■ Listed entries
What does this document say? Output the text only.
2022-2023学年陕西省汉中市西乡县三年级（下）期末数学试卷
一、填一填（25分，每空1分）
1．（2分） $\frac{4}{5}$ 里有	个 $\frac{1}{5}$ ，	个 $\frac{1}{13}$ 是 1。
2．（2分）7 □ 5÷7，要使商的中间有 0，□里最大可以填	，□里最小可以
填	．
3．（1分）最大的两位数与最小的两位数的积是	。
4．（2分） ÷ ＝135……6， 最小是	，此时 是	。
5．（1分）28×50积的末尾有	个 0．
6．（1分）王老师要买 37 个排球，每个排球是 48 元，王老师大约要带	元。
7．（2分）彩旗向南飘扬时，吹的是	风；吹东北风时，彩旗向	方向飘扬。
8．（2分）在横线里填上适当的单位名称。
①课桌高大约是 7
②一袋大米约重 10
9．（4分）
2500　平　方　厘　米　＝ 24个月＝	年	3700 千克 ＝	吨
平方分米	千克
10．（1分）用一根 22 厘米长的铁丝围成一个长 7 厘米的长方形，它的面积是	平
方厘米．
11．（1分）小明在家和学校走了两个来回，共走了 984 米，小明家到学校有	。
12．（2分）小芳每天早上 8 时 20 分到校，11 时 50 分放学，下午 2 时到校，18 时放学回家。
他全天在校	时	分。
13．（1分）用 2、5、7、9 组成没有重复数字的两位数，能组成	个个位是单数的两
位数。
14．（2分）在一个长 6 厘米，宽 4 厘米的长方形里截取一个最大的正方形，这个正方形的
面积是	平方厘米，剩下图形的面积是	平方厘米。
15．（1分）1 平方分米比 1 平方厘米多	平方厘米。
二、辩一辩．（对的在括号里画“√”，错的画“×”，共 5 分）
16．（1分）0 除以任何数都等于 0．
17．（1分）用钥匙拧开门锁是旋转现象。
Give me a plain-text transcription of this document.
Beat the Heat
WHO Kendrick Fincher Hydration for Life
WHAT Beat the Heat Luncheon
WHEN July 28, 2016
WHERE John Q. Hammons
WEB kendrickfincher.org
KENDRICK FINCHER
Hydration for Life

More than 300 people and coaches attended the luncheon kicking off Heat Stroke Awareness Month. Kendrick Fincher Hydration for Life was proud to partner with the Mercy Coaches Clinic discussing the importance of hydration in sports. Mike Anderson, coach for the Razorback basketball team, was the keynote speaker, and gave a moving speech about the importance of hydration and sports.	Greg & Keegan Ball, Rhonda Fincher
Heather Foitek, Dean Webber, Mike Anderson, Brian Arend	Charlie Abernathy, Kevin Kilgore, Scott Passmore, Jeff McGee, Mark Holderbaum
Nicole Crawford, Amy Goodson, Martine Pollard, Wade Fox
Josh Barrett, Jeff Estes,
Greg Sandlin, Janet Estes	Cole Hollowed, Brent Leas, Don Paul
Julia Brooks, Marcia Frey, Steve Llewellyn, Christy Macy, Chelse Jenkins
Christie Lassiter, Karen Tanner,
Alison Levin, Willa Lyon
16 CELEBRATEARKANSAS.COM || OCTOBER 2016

■ Goal
State only the number of lines in these entries that contain "平方厘米".

■ Result
2